◆ **DIRECTIONS**
Find and copy each line of the records where the string "xlabel" shows up.

◆ **ENTRIES SUPPLIED**

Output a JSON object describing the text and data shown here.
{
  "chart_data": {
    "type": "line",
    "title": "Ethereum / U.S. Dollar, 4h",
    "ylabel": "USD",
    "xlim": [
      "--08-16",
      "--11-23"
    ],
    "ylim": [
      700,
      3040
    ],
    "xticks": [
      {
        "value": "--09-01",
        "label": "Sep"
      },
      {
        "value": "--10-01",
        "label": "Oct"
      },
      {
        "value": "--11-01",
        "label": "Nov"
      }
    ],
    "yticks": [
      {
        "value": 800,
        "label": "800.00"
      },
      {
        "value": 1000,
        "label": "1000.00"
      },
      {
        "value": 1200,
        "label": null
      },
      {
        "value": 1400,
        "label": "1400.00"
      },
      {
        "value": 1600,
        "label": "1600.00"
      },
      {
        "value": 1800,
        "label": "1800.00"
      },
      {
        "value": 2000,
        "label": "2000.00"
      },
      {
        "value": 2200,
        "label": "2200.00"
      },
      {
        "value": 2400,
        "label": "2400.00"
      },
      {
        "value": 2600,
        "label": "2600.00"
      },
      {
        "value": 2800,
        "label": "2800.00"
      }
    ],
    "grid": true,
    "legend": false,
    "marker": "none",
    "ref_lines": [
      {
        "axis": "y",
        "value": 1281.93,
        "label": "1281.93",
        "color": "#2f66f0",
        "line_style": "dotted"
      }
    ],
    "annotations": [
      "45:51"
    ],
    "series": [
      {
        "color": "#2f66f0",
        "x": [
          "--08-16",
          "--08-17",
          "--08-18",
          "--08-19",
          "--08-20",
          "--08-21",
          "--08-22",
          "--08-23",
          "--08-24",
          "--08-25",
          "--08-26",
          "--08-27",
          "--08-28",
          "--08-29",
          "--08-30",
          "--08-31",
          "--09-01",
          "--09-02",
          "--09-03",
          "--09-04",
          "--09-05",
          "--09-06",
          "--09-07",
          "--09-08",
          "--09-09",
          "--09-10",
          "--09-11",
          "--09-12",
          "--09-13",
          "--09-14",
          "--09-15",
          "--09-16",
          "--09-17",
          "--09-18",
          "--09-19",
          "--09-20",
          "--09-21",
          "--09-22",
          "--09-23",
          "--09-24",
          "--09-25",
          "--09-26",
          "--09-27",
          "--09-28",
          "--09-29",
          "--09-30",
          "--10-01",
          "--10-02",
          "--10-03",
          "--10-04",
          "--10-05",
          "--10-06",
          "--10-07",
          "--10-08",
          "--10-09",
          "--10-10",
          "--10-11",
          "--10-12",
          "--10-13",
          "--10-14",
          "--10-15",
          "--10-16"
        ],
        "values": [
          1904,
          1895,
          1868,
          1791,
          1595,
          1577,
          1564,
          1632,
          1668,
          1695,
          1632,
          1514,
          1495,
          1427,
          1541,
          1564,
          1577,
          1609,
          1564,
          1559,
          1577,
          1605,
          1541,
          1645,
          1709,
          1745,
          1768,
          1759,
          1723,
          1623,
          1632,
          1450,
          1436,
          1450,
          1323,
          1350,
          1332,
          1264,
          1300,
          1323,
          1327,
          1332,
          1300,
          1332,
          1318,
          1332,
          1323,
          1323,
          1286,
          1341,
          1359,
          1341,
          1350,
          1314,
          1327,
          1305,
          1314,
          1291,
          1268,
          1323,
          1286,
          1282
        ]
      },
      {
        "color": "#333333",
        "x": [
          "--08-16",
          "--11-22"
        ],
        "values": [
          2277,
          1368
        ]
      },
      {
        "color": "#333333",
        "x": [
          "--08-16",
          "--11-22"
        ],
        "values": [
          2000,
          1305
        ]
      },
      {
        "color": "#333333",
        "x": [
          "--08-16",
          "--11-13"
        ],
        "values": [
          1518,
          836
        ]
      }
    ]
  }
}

* * *

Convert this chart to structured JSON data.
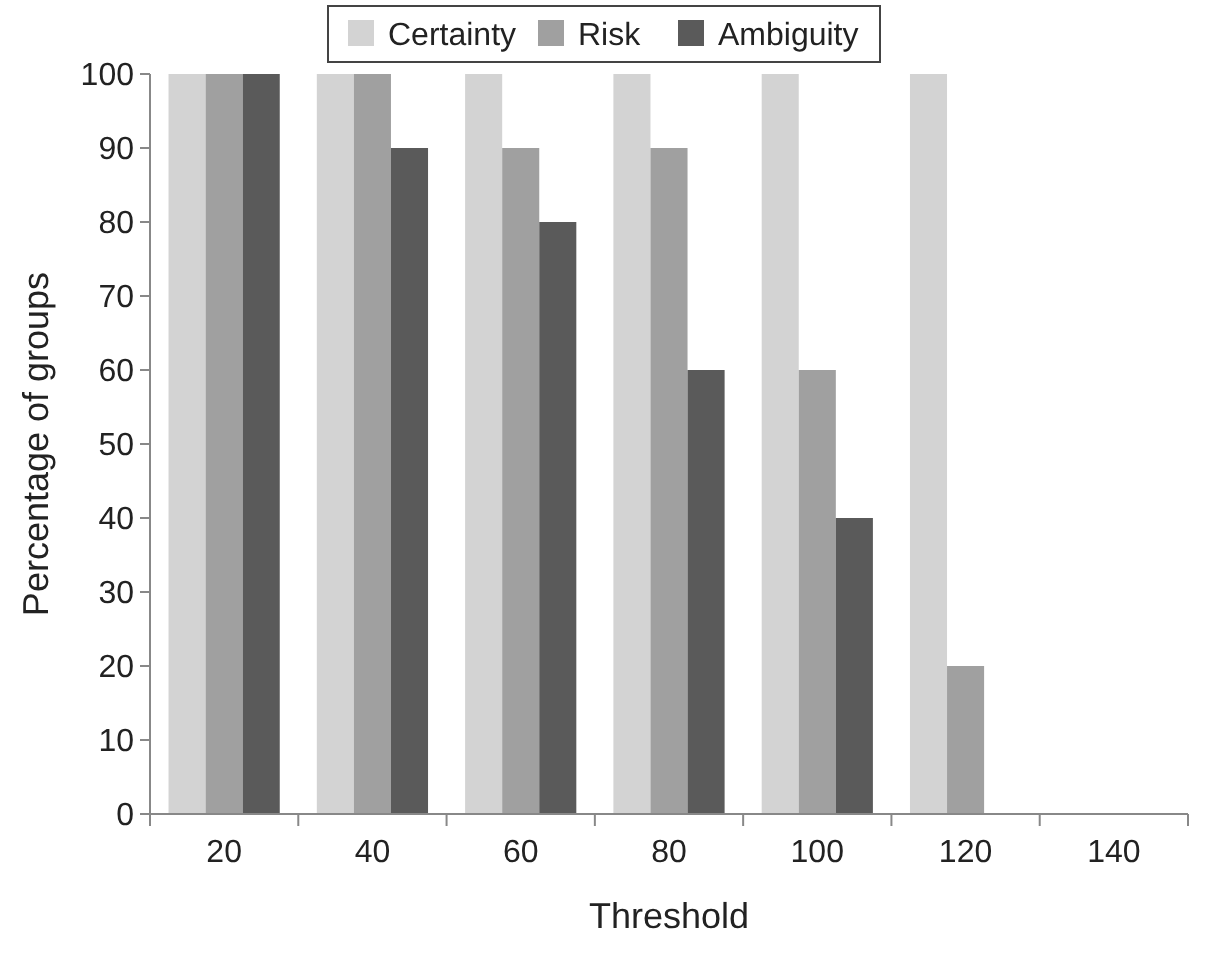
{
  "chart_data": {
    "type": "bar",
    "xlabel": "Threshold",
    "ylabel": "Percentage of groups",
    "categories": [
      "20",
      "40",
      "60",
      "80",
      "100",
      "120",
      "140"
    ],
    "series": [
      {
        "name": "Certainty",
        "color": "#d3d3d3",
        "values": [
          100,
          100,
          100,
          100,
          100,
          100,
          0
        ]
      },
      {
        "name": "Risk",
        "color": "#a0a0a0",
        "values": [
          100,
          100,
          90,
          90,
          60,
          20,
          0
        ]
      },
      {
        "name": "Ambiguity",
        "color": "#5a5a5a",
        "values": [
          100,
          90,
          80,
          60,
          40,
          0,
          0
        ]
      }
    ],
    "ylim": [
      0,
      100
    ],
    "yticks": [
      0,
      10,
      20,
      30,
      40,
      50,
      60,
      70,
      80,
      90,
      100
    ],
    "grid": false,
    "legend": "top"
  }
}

--

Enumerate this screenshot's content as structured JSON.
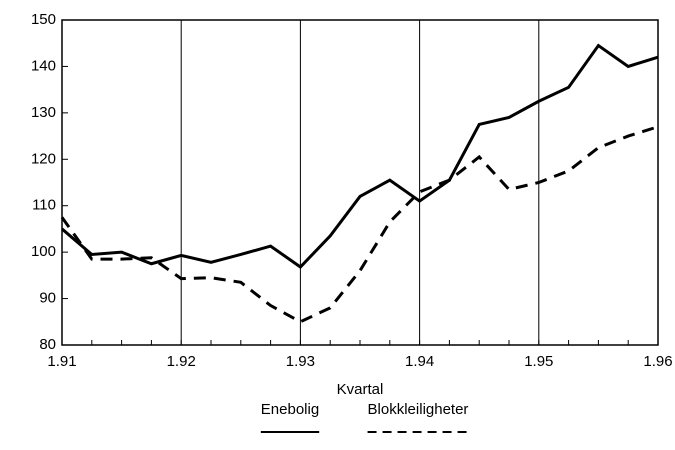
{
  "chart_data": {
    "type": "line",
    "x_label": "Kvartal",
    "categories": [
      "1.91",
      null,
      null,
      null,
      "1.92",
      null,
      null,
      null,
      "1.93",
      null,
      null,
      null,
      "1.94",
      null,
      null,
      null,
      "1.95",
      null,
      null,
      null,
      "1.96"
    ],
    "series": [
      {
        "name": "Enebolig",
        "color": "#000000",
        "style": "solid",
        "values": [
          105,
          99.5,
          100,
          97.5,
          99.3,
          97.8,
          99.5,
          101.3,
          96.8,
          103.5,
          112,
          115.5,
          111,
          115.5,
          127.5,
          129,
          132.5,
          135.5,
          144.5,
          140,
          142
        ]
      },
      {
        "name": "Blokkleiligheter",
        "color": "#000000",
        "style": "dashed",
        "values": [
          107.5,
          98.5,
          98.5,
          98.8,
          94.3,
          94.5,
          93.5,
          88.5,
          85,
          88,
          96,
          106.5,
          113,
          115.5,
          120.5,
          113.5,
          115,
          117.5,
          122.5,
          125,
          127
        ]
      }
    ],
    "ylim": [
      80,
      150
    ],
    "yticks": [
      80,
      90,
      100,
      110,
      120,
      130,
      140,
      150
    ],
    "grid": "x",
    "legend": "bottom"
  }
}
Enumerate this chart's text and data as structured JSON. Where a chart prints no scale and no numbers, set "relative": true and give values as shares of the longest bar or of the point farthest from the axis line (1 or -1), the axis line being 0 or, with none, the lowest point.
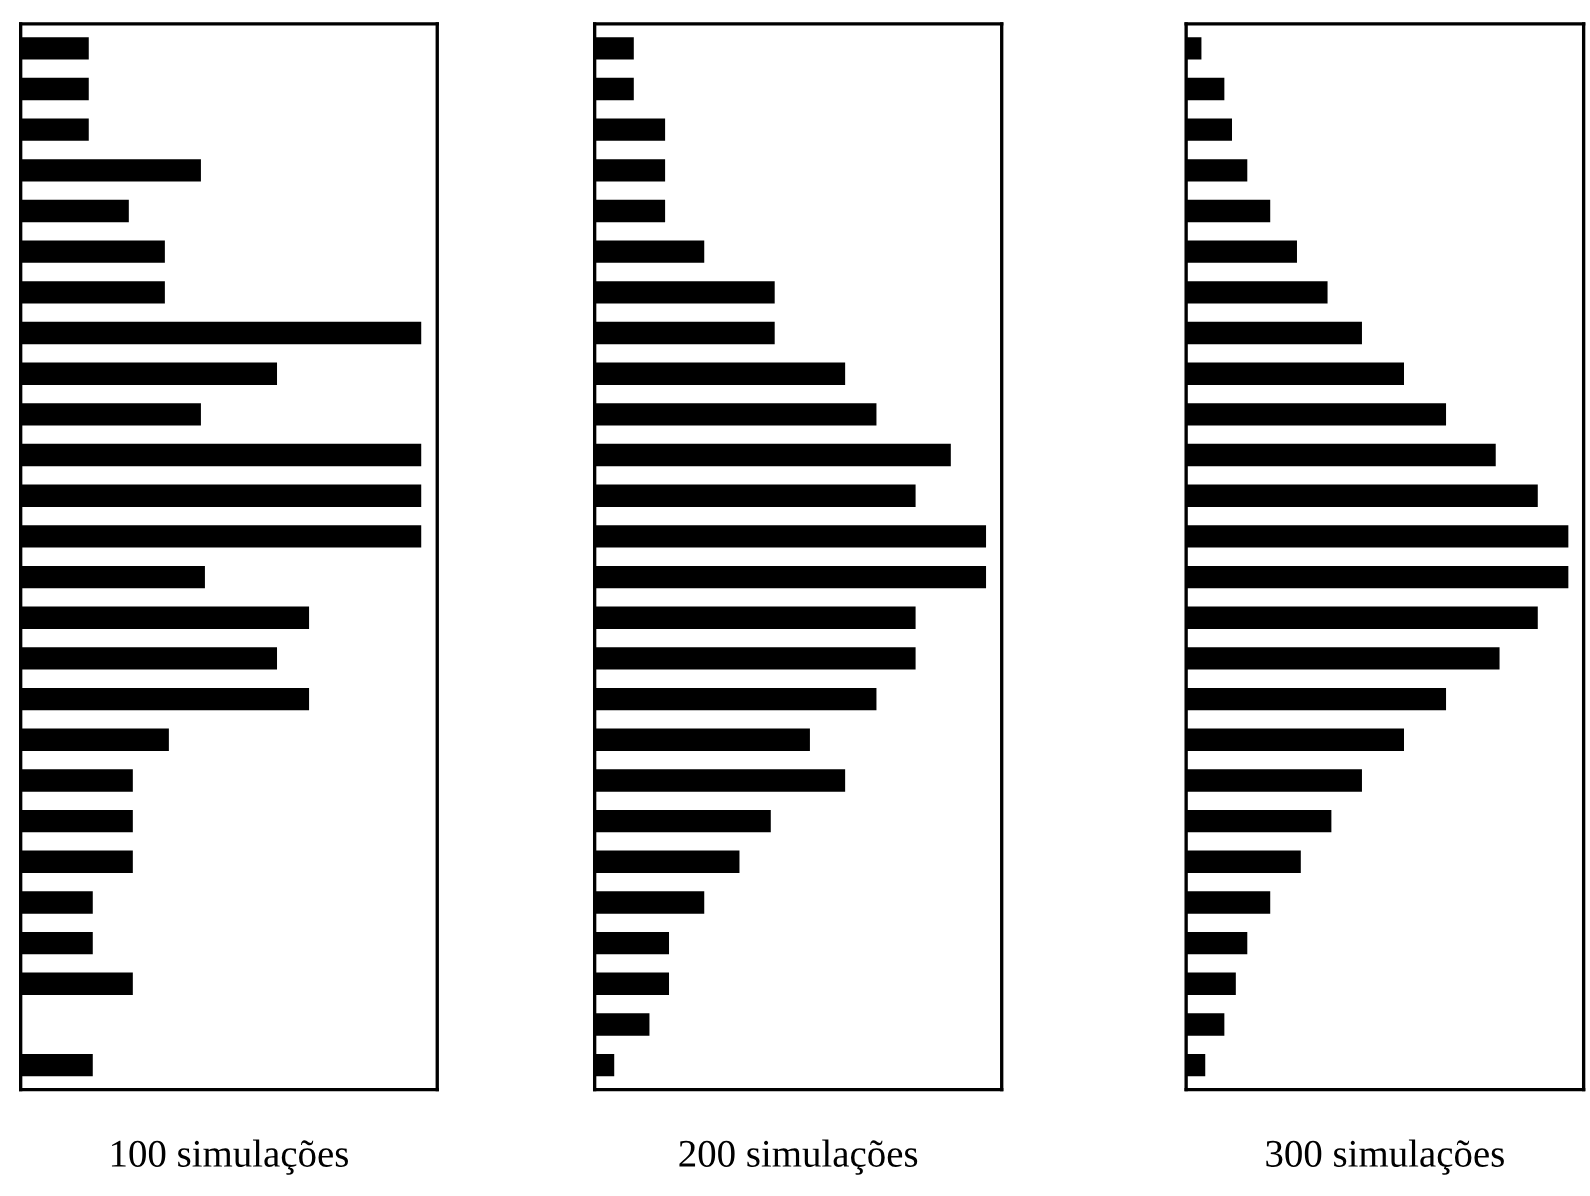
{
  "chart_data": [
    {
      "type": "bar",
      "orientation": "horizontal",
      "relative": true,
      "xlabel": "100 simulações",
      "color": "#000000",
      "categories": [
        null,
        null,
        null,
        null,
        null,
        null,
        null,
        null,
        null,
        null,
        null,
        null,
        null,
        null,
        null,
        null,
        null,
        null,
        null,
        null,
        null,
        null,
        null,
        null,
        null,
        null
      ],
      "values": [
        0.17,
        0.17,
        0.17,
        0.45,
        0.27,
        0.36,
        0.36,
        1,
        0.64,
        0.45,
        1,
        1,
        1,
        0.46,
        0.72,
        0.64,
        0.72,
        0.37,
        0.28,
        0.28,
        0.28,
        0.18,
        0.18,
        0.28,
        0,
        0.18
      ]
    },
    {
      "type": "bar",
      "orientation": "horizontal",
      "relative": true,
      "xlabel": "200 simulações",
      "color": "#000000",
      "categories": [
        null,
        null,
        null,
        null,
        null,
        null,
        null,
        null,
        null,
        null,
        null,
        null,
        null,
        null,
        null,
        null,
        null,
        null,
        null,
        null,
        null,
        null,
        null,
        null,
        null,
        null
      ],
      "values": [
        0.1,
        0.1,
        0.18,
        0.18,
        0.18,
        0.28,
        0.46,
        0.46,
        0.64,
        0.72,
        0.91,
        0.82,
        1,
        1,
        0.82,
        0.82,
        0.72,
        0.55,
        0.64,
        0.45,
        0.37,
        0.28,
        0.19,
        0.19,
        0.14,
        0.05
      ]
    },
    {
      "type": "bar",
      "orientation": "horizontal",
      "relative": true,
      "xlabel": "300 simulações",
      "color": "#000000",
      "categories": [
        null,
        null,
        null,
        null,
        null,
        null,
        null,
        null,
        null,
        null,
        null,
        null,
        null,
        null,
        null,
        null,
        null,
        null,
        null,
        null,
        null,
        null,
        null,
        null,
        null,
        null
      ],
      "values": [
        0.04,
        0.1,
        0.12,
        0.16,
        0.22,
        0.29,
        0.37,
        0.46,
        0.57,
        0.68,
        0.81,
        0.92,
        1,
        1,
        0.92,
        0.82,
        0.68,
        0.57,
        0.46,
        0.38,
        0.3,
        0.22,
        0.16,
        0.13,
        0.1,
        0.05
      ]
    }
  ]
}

◆ **PROBLEM SOLUTION**
    "xlabel": "Threshold",
      "xlabel": "100 simulações",
      "xlabel": "200 simulações",
      "xlabel": "300 simulações",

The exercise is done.